*** INPUT ROWS

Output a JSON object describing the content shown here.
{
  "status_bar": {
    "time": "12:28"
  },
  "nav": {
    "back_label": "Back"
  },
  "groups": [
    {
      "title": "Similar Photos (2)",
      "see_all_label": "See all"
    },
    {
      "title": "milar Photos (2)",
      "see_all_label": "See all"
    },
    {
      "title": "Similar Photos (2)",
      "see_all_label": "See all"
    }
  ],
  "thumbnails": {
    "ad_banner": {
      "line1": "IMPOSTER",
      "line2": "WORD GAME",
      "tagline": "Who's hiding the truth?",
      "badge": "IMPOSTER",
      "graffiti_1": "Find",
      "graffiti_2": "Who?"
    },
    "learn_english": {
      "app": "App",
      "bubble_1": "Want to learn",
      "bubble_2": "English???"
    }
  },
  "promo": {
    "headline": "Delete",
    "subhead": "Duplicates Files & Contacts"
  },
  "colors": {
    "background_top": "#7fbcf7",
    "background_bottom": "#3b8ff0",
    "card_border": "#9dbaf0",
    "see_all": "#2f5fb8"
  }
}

******

REQUIREMENTS:
Repeat the records above exactly.

CORRECT OUTPUT:
Output a JSON object describing the content shown here.
{
  "status_bar": {
    "time": "12:28"
  },
  "nav": {
    "back_label": "Back"
  },
  "groups": [
    {
      "title": "Similar Photos (2)",
      "see_all_label": "See all"
    },
    {
      "title": "milar Photos (2)",
      "see_all_label": "See all"
    },
    {
      "title": "Similar Photos (2)",
      "see_all_label": "See all"
    }
  ],
  "thumbnails": {
    "ad_banner": {
      "line1": "IMPOSTER",
      "line2": "WORD GAME",
      "tagline": "Who's hiding the truth?",
      "badge": "IMPOSTER",
      "graffiti_1": "Find",
      "graffiti_2": "Who?"
    },
    "learn_english": {
      "app": "App",
      "bubble_1": "Want to learn",
      "bubble_2": "English???"
    }
  },
  "promo": {
    "headline": "Delete",
    "subhead": "Duplicates Files & Contacts"
  },
  "colors": {
    "background_top": "#7fbcf7",
    "background_bottom": "#3b8ff0",
    "card_border": "#9dbaf0",
    "see_all": "#2f5fb8"
  }
}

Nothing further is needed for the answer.